§ OBJECTIVE
Identify the lines containing the word "structure". Copy each one.

--- Start of PROVIDED DATA ---

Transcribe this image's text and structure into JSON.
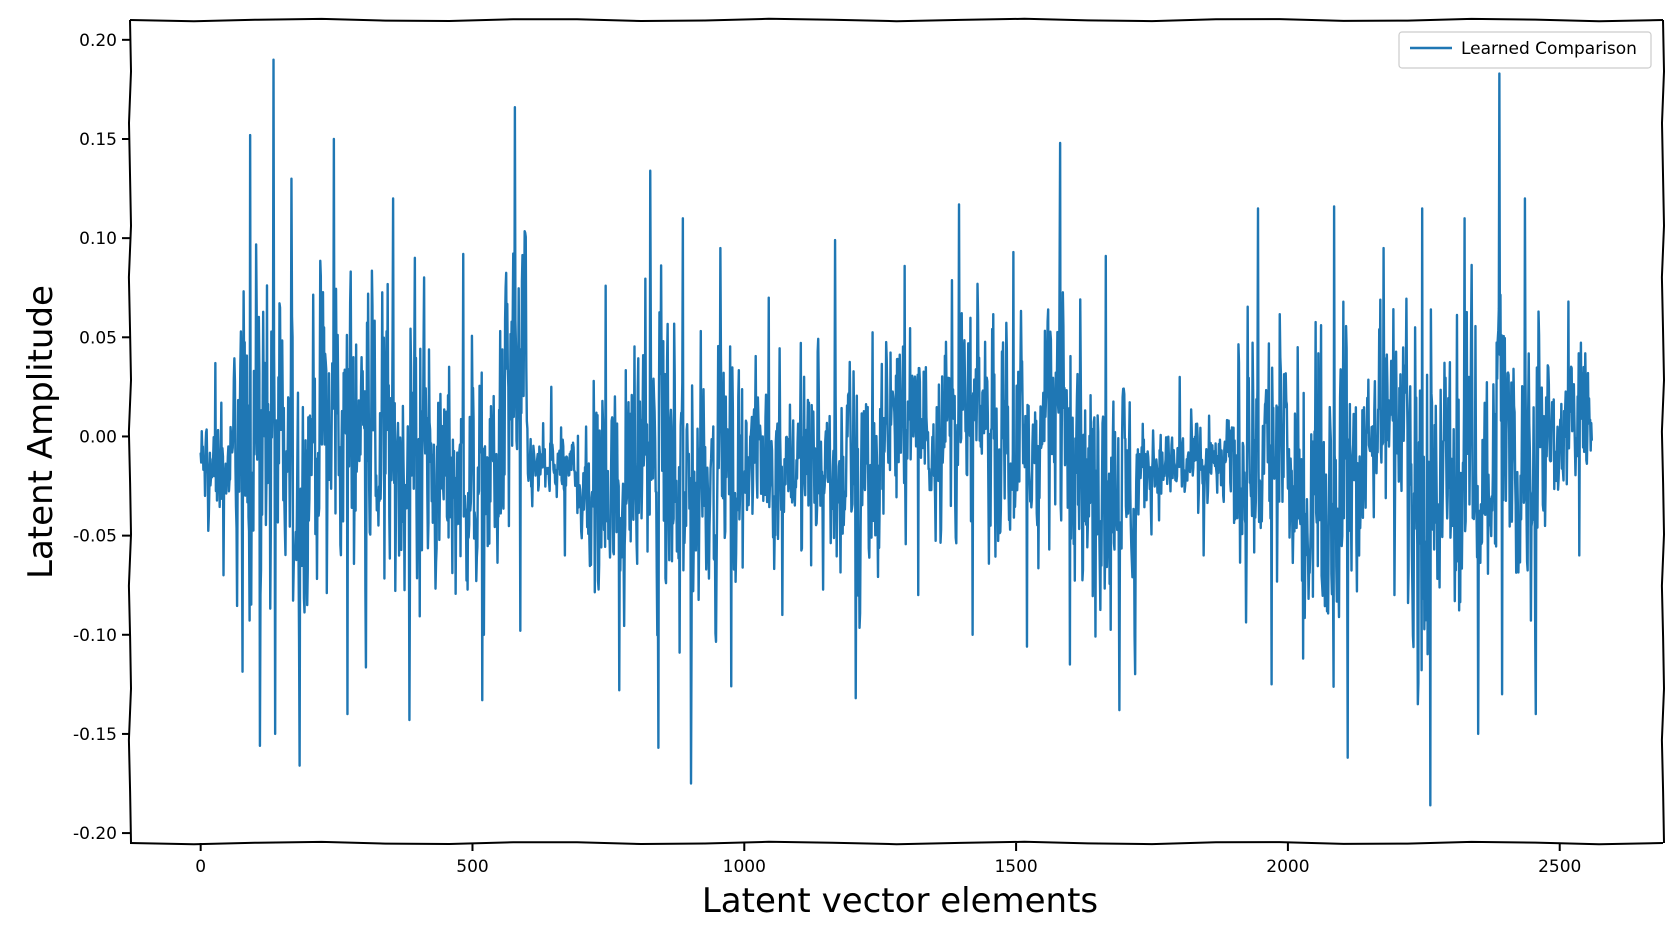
{
  "chart_data": {
    "type": "line",
    "title": "",
    "xlabel": "Latent vector elements",
    "ylabel": "Latent Amplitude",
    "xlim": [
      -130,
      2690
    ],
    "ylim": [
      -0.205,
      0.21
    ],
    "xticks": [
      0,
      500,
      1000,
      1500,
      2000,
      2500
    ],
    "xtick_labels": [
      "0",
      "500",
      "1000",
      "1500",
      "2000",
      "2500"
    ],
    "yticks": [
      -0.2,
      -0.15,
      -0.1,
      -0.05,
      0.0,
      0.05,
      0.1,
      0.15,
      0.2
    ],
    "ytick_labels": [
      "-0.20",
      "-0.15",
      "-0.10",
      "-0.05",
      "0.00",
      "0.05",
      "0.10",
      "0.15",
      "0.20"
    ],
    "grid": false,
    "legend_position": "top-right",
    "x_range": [
      0,
      2559
    ],
    "num_points": 2560,
    "series": [
      {
        "name": "Learned Comparison",
        "color": "#1f77b4",
        "envelope_bands": [
          {
            "x_start": 0,
            "x_end": 60,
            "max": 0.037,
            "min": -0.07
          },
          {
            "x_start": 60,
            "x_end": 130,
            "max": 0.152,
            "min": -0.156
          },
          {
            "x_start": 130,
            "x_end": 140,
            "max": 0.19,
            "min": -0.15
          },
          {
            "x_start": 140,
            "x_end": 200,
            "max": 0.13,
            "min": -0.166
          },
          {
            "x_start": 200,
            "x_end": 300,
            "max": 0.15,
            "min": -0.14
          },
          {
            "x_start": 300,
            "x_end": 420,
            "max": 0.12,
            "min": -0.143
          },
          {
            "x_start": 420,
            "x_end": 560,
            "max": 0.092,
            "min": -0.133
          },
          {
            "x_start": 560,
            "x_end": 600,
            "max": 0.166,
            "min": -0.098
          },
          {
            "x_start": 600,
            "x_end": 700,
            "max": 0.025,
            "min": -0.06
          },
          {
            "x_start": 700,
            "x_end": 800,
            "max": 0.076,
            "min": -0.128
          },
          {
            "x_start": 800,
            "x_end": 860,
            "max": 0.134,
            "min": -0.157
          },
          {
            "x_start": 860,
            "x_end": 920,
            "max": 0.11,
            "min": -0.175
          },
          {
            "x_start": 920,
            "x_end": 1000,
            "max": 0.095,
            "min": -0.126
          },
          {
            "x_start": 1000,
            "x_end": 1100,
            "max": 0.07,
            "min": -0.09
          },
          {
            "x_start": 1100,
            "x_end": 1250,
            "max": 0.099,
            "min": -0.132
          },
          {
            "x_start": 1250,
            "x_end": 1350,
            "max": 0.086,
            "min": -0.08
          },
          {
            "x_start": 1350,
            "x_end": 1450,
            "max": 0.117,
            "min": -0.1
          },
          {
            "x_start": 1450,
            "x_end": 1550,
            "max": 0.093,
            "min": -0.106
          },
          {
            "x_start": 1550,
            "x_end": 1620,
            "max": 0.148,
            "min": -0.115
          },
          {
            "x_start": 1620,
            "x_end": 1720,
            "max": 0.091,
            "min": -0.138
          },
          {
            "x_start": 1720,
            "x_end": 1900,
            "max": 0.03,
            "min": -0.06
          },
          {
            "x_start": 1900,
            "x_end": 2000,
            "max": 0.115,
            "min": -0.125
          },
          {
            "x_start": 2000,
            "x_end": 2040,
            "max": 0.045,
            "min": -0.112
          },
          {
            "x_start": 2040,
            "x_end": 2140,
            "max": 0.116,
            "min": -0.162
          },
          {
            "x_start": 2140,
            "x_end": 2220,
            "max": 0.095,
            "min": -0.08
          },
          {
            "x_start": 2220,
            "x_end": 2280,
            "max": 0.115,
            "min": -0.186
          },
          {
            "x_start": 2280,
            "x_end": 2380,
            "max": 0.11,
            "min": -0.15
          },
          {
            "x_start": 2380,
            "x_end": 2400,
            "max": 0.183,
            "min": -0.13
          },
          {
            "x_start": 2400,
            "x_end": 2480,
            "max": 0.12,
            "min": -0.14
          },
          {
            "x_start": 2480,
            "x_end": 2560,
            "max": 0.068,
            "min": -0.06
          }
        ]
      }
    ]
  }
}
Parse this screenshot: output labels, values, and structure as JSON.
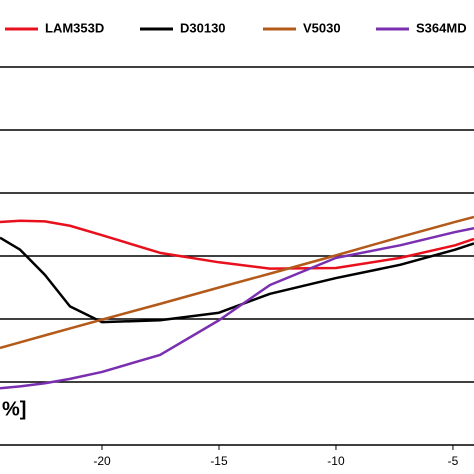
{
  "chart_data": {
    "type": "line",
    "y_label": "%]",
    "x": [
      -24.36,
      -23.5,
      -22.44,
      -21.37,
      -20,
      -17.52,
      -15,
      -12.82,
      -10,
      -7.26,
      -4.91,
      -4.1
    ],
    "series": [
      {
        "name": "LAM353D",
        "color": "#e8101c",
        "values": [
          3.54,
          3.56,
          3.55,
          3.48,
          3.33,
          3.05,
          2.9,
          2.8,
          2.81,
          2.97,
          3.17,
          3.27
        ]
      },
      {
        "name": "D30130",
        "color": "#000000",
        "values": [
          3.29,
          3.1,
          2.7,
          2.2,
          1.95,
          1.98,
          2.1,
          2.4,
          2.65,
          2.86,
          3.1,
          3.2
        ]
      },
      {
        "name": "V5030",
        "color": "#b35a1a",
        "values": [
          1.54,
          1.63,
          1.74,
          1.85,
          1.99,
          2.24,
          2.5,
          2.72,
          3.01,
          3.3,
          3.54,
          3.62
        ]
      },
      {
        "name": "S364MD",
        "color": "#7a2fb0",
        "values": [
          0.9,
          0.93,
          0.98,
          1.05,
          1.16,
          1.43,
          1.98,
          2.54,
          2.97,
          3.17,
          3.38,
          3.44
        ]
      }
    ],
    "xlim": [
      -24.36,
      -4.1
    ],
    "xticks": [
      -25,
      -20,
      -15,
      -10,
      -5
    ],
    "ylim": [
      0,
      6
    ],
    "yticks": [
      1,
      2,
      3,
      4,
      5,
      6
    ],
    "grid": true
  }
}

--- End of PROVIDED DATA ---

§ FINAL ANSWER
Transcribe this image's text and structure into JSON.
Parse this screenshot: output labels, values, and structure as JSON.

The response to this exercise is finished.